WHAT THE TASK ASKS: Reproduce all records verbatim.

DATA EXTRACT:
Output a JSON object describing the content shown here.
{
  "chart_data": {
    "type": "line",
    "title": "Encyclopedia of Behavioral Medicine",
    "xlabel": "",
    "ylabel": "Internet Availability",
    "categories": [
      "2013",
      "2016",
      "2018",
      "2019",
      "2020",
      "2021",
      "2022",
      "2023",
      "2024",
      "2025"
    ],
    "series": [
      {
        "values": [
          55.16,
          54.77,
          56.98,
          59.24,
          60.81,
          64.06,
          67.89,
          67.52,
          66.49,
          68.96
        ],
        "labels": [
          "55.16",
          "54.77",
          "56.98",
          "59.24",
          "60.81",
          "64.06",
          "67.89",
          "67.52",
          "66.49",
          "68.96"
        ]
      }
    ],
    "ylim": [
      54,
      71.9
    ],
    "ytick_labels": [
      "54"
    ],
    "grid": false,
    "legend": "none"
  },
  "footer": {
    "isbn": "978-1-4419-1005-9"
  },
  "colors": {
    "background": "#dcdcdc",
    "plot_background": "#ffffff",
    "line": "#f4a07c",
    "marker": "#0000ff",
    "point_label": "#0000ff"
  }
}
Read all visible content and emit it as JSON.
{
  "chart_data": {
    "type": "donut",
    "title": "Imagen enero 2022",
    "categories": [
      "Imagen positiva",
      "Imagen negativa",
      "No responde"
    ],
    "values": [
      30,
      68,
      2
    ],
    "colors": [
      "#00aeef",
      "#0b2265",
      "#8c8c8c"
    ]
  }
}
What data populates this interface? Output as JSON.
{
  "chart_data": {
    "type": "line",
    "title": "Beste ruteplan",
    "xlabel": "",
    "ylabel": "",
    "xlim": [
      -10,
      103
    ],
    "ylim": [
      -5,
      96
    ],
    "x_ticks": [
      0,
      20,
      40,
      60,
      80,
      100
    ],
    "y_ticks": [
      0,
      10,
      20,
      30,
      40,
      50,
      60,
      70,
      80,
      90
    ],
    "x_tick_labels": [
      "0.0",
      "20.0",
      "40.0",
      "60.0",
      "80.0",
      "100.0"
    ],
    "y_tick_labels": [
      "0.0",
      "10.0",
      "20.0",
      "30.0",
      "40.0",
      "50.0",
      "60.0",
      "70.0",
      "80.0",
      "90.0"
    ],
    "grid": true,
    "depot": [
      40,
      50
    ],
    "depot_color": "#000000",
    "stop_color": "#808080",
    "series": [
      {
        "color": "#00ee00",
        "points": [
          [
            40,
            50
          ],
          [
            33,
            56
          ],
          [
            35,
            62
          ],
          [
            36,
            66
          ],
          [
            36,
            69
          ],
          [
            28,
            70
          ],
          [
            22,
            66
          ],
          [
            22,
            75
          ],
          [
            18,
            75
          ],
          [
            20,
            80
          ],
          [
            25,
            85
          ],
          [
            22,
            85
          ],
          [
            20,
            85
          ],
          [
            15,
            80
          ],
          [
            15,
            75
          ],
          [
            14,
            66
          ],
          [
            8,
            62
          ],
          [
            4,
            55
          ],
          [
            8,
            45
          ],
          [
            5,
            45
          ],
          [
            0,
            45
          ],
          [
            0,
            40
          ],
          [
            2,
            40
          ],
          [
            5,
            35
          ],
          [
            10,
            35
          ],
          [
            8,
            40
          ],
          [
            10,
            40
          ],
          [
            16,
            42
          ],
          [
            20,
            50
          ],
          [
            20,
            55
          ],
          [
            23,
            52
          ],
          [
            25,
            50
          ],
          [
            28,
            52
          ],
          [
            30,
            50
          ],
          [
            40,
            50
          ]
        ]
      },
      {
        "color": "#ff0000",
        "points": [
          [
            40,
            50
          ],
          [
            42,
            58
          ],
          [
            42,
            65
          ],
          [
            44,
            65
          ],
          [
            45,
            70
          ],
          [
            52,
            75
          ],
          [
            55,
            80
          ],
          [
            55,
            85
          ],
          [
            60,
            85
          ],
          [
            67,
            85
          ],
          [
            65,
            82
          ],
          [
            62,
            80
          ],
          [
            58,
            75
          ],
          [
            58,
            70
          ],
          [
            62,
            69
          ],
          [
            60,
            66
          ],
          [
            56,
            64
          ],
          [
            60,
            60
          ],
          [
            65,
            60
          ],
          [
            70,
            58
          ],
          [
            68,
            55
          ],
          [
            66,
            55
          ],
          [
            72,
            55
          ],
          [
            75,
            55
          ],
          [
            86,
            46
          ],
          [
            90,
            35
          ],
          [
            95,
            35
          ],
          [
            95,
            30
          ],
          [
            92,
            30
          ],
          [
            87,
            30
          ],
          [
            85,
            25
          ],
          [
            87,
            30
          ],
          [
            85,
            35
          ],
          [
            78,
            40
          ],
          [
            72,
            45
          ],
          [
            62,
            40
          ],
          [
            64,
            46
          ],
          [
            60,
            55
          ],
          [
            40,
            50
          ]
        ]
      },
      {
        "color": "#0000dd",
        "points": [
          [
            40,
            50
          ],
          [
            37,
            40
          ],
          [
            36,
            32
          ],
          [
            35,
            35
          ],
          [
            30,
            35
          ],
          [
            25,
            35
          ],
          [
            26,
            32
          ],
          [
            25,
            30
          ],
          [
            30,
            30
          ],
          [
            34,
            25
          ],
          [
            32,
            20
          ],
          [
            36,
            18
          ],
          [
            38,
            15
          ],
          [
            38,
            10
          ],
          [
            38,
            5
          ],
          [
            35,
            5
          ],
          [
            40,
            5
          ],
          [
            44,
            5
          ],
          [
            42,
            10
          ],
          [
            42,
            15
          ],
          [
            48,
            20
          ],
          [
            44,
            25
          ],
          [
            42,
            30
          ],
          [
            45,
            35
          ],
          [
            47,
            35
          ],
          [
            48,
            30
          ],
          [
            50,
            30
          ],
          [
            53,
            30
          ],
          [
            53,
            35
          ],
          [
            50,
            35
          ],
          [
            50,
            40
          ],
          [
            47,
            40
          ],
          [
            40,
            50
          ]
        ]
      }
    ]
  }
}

EXPECTED ANSWER:
Output a JSON object describing the content shown here.
{
  "chart_data": {
    "type": "line",
    "title": "Encyclopedia of Behavioral Medicine",
    "xlabel": "",
    "ylabel": "Internet Availability",
    "categories": [
      "2013",
      "2016",
      "2018",
      "2019",
      "2020",
      "2021",
      "2022",
      "2023",
      "2024",
      "2025"
    ],
    "series": [
      {
        "values": [
          55.16,
          54.77,
          56.98,
          59.24,
          60.81,
          64.06,
          67.89,
          67.52,
          66.49,
          68.96
        ],
        "labels": [
          "55.16",
          "54.77",
          "56.98",
          "59.24",
          "60.81",
          "64.06",
          "67.89",
          "67.52",
          "66.49",
          "68.96"
        ]
      }
    ],
    "ylim": [
      54,
      71.9
    ],
    "ytick_labels": [
      "54"
    ],
    "grid": false,
    "legend": "none"
  },
  "footer": {
    "isbn": "978-1-4419-1005-9"
  },
  "colors": {
    "background": "#dcdcdc",
    "plot_background": "#ffffff",
    "line": "#f4a07c",
    "marker": "#0000ff",
    "point_label": "#0000ff"
  }
}
Read all visible content and emit it as JSON.
{
  "chart_data": {
    "type": "donut",
    "title": "Imagen enero 2022",
    "categories": [
      "Imagen positiva",
      "Imagen negativa",
      "No responde"
    ],
    "values": [
      30,
      68,
      2
    ],
    "colors": [
      "#00aeef",
      "#0b2265",
      "#8c8c8c"
    ]
  }
}
What data populates this interface? Output as JSON.
{
  "chart_data": {
    "type": "line",
    "title": "Beste ruteplan",
    "xlabel": "",
    "ylabel": "",
    "xlim": [
      -10,
      103
    ],
    "ylim": [
      -5,
      96
    ],
    "x_ticks": [
      0,
      20,
      40,
      60,
      80,
      100
    ],
    "y_ticks": [
      0,
      10,
      20,
      30,
      40,
      50,
      60,
      70,
      80,
      90
    ],
    "x_tick_labels": [
      "0.0",
      "20.0",
      "40.0",
      "60.0",
      "80.0",
      "100.0"
    ],
    "y_tick_labels": [
      "0.0",
      "10.0",
      "20.0",
      "30.0",
      "40.0",
      "50.0",
      "60.0",
      "70.0",
      "80.0",
      "90.0"
    ],
    "grid": true,
    "depot": [
      40,
      50
    ],
    "depot_color": "#000000",
    "stop_color": "#808080",
    "series": [
      {
        "color": "#00ee00",
        "points": [
          [
            40,
            50
          ],
          [
            33,
            56
          ],
          [
            35,
            62
          ],
          [
            36,
            66
          ],
          [
            36,
            69
          ],
          [
            28,
            70
          ],
          [
            22,
            66
          ],
          [
            22,
            75
          ],
          [
            18,
            75
          ],
          [
            20,
            80
          ],
          [
            25,
            85
          ],
          [
            22,
            85
          ],
          [
            20,
            85
          ],
          [
            15,
            80
          ],
          [
            15,
            75
          ],
          [
            14,
            66
          ],
          [
            8,
            62
          ],
          [
            4,
            55
          ],
          [
            8,
            45
          ],
          [
            5,
            45
          ],
          [
            0,
            45
          ],
          [
            0,
            40
          ],
          [
            2,
            40
          ],
          [
            5,
            35
          ],
          [
            10,
            35
          ],
          [
            8,
            40
          ],
          [
            10,
            40
          ],
          [
            16,
            42
          ],
          [
            20,
            50
          ],
          [
            20,
            55
          ],
          [
            23,
            52
          ],
          [
            25,
            50
          ],
          [
            28,
            52
          ],
          [
            30,
            50
          ],
          [
            40,
            50
          ]
        ]
      },
      {
        "color": "#ff0000",
        "points": [
          [
            40,
            50
          ],
          [
            42,
            58
          ],
          [
            42,
            65
          ],
          [
            44,
            65
          ],
          [
            45,
            70
          ],
          [
            52,
            75
          ],
          [
            55,
            80
          ],
          [
            55,
            85
          ],
          [
            60,
            85
          ],
          [
            67,
            85
          ],
          [
            65,
            82
          ],
          [
            62,
            80
          ],
          [
            58,
            75
          ],
          [
            58,
            70
          ],
          [
            62,
            69
          ],
          [
            60,
            66
          ],
          [
            56,
            64
          ],
          [
            60,
            60
          ],
          [
            65,
            60
          ],
          [
            70,
            58
          ],
          [
            68,
            55
          ],
          [
            66,
            55
          ],
          [
            72,
            55
          ],
          [
            75,
            55
          ],
          [
            86,
            46
          ],
          [
            90,
            35
          ],
          [
            95,
            35
          ],
          [
            95,
            30
          ],
          [
            92,
            30
          ],
          [
            87,
            30
          ],
          [
            85,
            25
          ],
          [
            87,
            30
          ],
          [
            85,
            35
          ],
          [
            78,
            40
          ],
          [
            72,
            45
          ],
          [
            62,
            40
          ],
          [
            64,
            46
          ],
          [
            60,
            55
          ],
          [
            40,
            50
          ]
        ]
      },
      {
        "color": "#0000dd",
        "points": [
          [
            40,
            50
          ],
          [
            37,
            40
          ],
          [
            36,
            32
          ],
          [
            35,
            35
          ],
          [
            30,
            35
          ],
          [
            25,
            35
          ],
          [
            26,
            32
          ],
          [
            25,
            30
          ],
          [
            30,
            30
          ],
          [
            34,
            25
          ],
          [
            32,
            20
          ],
          [
            36,
            18
          ],
          [
            38,
            15
          ],
          [
            38,
            10
          ],
          [
            38,
            5
          ],
          [
            35,
            5
          ],
          [
            40,
            5
          ],
          [
            44,
            5
          ],
          [
            42,
            10
          ],
          [
            42,
            15
          ],
          [
            48,
            20
          ],
          [
            44,
            25
          ],
          [
            42,
            30
          ],
          [
            45,
            35
          ],
          [
            47,
            35
          ],
          [
            48,
            30
          ],
          [
            50,
            30
          ],
          [
            53,
            30
          ],
          [
            53,
            35
          ],
          [
            50,
            35
          ],
          [
            50,
            40
          ],
          [
            47,
            40
          ],
          [
            40,
            50
          ]
        ]
      }
    ]
  }
}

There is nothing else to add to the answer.